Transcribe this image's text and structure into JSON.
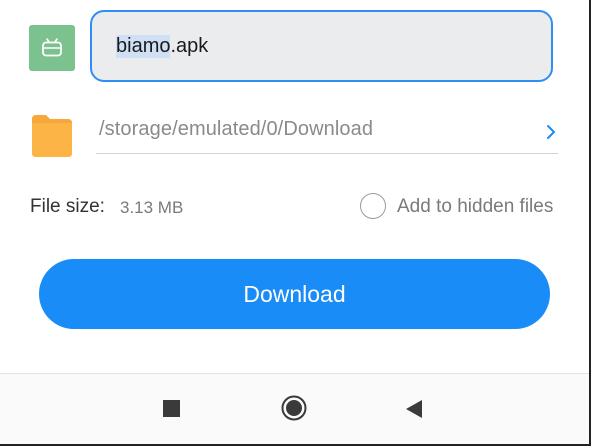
{
  "file": {
    "name_selected": "biamo",
    "name_rest": ".apk"
  },
  "path": {
    "value": "/storage/emulated/0/Download"
  },
  "info": {
    "size_label": "File size:",
    "size_value": "3.13 MB",
    "hidden_label": "Add to hidden files",
    "hidden_checked": false
  },
  "actions": {
    "download_label": "Download"
  },
  "icons": {
    "file_type": "android-apk-icon",
    "folder": "folder-icon",
    "path_chevron": "chevron-right-icon",
    "nav_recents": "square-icon",
    "nav_home": "circle-icon",
    "nav_back": "back-triangle-icon"
  },
  "colors": {
    "accent": "#1a8cf7",
    "apk_green": "#7cc28f",
    "folder_orange": "#f7a83a"
  }
}
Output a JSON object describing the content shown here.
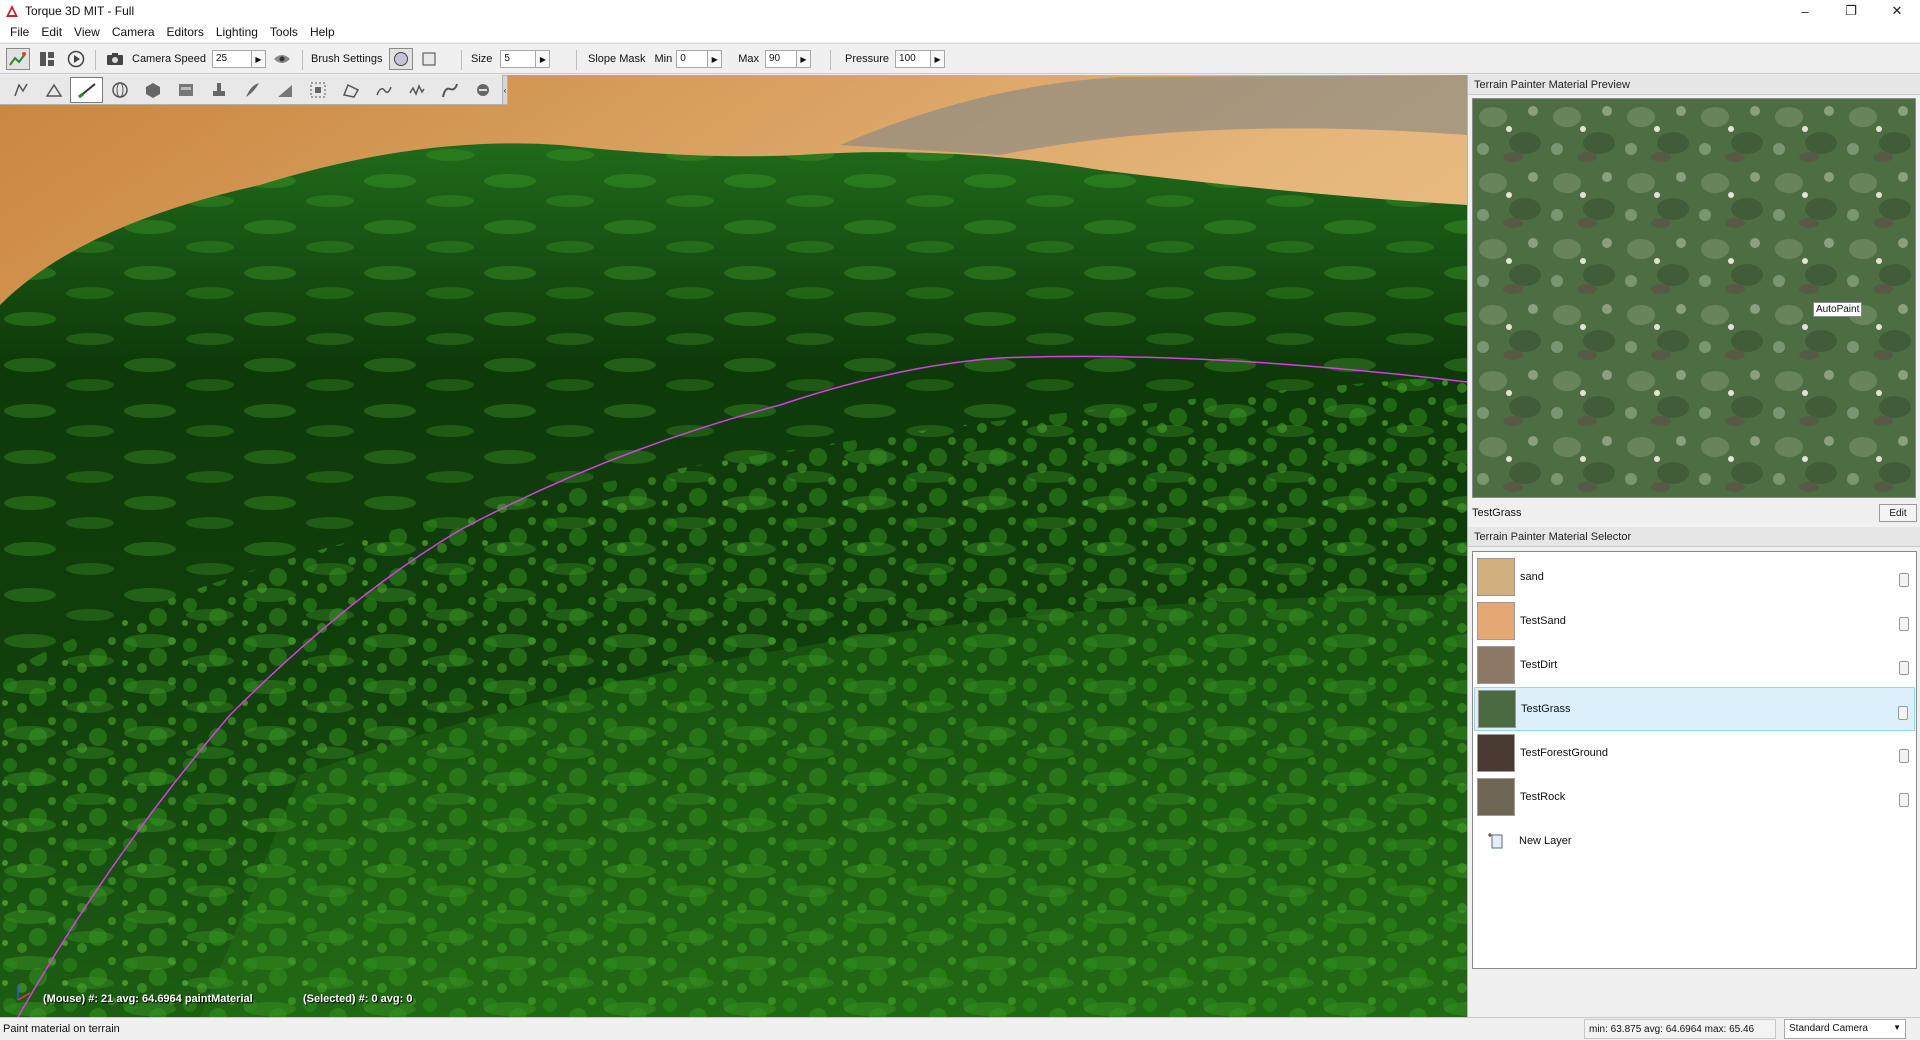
{
  "window": {
    "title": "Torque 3D MIT - Full",
    "controls": [
      "–",
      "❐",
      "✕"
    ]
  },
  "menu": [
    "File",
    "Edit",
    "View",
    "Camera",
    "Editors",
    "Lighting",
    "Tools",
    "Help"
  ],
  "toolbar": {
    "camera_speed_label": "Camera Speed",
    "camera_speed_value": "25",
    "brush_settings_label": "Brush Settings",
    "size_label": "Size",
    "size_value": "5",
    "slope_mask_label": "Slope Mask",
    "min_label": "Min",
    "min_value": "0",
    "max_label": "Max",
    "max_value": "90",
    "pressure_label": "Pressure",
    "pressure_value": "100"
  },
  "viewport": {
    "mouse_stats": "(Mouse) #: 21  avg: 64.6964 paintMaterial",
    "selected_stats": "(Selected) #: 0  avg: 0",
    "palette_icons": [
      "select-arrow-icon",
      "raise-height-icon",
      "paint-material-icon",
      "sphere-icon",
      "cube-icon",
      "terrain-block-icon",
      "stamp-icon",
      "feather-icon",
      "slope-icon",
      "scale-icon",
      "flatten-icon",
      "smooth-icon",
      "noise-icon",
      "erosion-icon",
      "clear-icon"
    ]
  },
  "preview_panel": {
    "title": "Terrain Painter Material Preview",
    "autopaint_label": "AutoPaint",
    "material_name": "TestGrass",
    "edit_label": "Edit"
  },
  "selector_panel": {
    "title": "Terrain Painter Material Selector",
    "materials": [
      {
        "name": "sand",
        "color": "#d2b07e"
      },
      {
        "name": "TestSand",
        "color": "#e3a874"
      },
      {
        "name": "TestDirt",
        "color": "#8c7865"
      },
      {
        "name": "TestGrass",
        "color": "#4c6a42"
      },
      {
        "name": "TestForestGround",
        "color": "#4a3a31"
      },
      {
        "name": "TestRock",
        "color": "#6f6656"
      }
    ],
    "selected_index": 3,
    "new_layer_label": "New Layer"
  },
  "statusbar": {
    "message": "Paint material on terrain",
    "stats": "min: 63.875  avg: 64.6964  max: 65.46",
    "camera_mode": "Standard Camera"
  },
  "colors": {
    "selection": "#dcf0fb",
    "brush_line": "#d63fe0",
    "grass_dark": "#0b2407",
    "grass_light": "#2f7f1a",
    "sand": "#d8a86c"
  }
}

◆ ◆ ◆

WHAT IS EXPECTED>
Looking at the data above, how many lines hold the word "Painter"? Respond with the number alone.

FINISHED TASK>
2